To do
Identify, in the records below, every line where the string "detailed" appears, and copy each such line.

Extracted records start

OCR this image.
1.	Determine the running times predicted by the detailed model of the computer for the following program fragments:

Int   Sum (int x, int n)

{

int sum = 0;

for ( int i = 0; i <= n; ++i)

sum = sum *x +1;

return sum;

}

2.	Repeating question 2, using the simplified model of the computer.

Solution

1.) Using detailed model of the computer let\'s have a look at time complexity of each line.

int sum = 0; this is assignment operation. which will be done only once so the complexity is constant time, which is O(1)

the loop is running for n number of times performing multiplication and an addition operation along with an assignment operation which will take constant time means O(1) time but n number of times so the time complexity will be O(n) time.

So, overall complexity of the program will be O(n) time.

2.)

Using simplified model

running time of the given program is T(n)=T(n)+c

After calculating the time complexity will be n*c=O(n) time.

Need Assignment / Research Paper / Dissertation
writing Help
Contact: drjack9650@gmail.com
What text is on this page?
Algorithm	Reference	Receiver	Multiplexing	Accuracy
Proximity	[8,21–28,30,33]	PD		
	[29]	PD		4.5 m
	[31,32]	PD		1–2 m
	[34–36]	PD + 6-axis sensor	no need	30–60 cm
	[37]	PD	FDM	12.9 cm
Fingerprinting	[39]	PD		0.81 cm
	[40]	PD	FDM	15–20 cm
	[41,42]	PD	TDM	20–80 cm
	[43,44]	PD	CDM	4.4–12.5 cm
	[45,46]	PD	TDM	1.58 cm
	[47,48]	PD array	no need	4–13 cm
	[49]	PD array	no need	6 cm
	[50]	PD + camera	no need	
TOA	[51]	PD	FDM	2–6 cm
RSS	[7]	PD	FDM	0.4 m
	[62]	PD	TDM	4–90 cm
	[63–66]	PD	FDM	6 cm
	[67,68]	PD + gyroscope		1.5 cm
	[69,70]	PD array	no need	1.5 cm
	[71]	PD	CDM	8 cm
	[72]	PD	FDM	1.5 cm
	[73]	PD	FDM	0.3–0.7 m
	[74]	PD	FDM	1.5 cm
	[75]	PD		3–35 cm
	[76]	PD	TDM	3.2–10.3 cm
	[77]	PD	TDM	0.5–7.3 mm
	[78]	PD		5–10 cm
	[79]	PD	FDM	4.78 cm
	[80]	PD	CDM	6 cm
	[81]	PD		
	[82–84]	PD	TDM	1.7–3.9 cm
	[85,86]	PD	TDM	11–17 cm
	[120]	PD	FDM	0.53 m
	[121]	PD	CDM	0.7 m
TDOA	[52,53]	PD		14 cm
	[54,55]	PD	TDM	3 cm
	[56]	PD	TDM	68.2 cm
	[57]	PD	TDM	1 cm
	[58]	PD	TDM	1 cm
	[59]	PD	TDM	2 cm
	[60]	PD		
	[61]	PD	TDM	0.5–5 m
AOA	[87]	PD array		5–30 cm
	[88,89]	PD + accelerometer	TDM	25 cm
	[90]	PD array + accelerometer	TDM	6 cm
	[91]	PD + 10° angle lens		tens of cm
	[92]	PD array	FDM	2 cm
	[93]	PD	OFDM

Extracted records end

Response to this task
1.	Determine the running times predicted by the detailed model of the computer for the following program fragments:
1.) Using detailed model of the computer let\'s have a look at time complexity of each line.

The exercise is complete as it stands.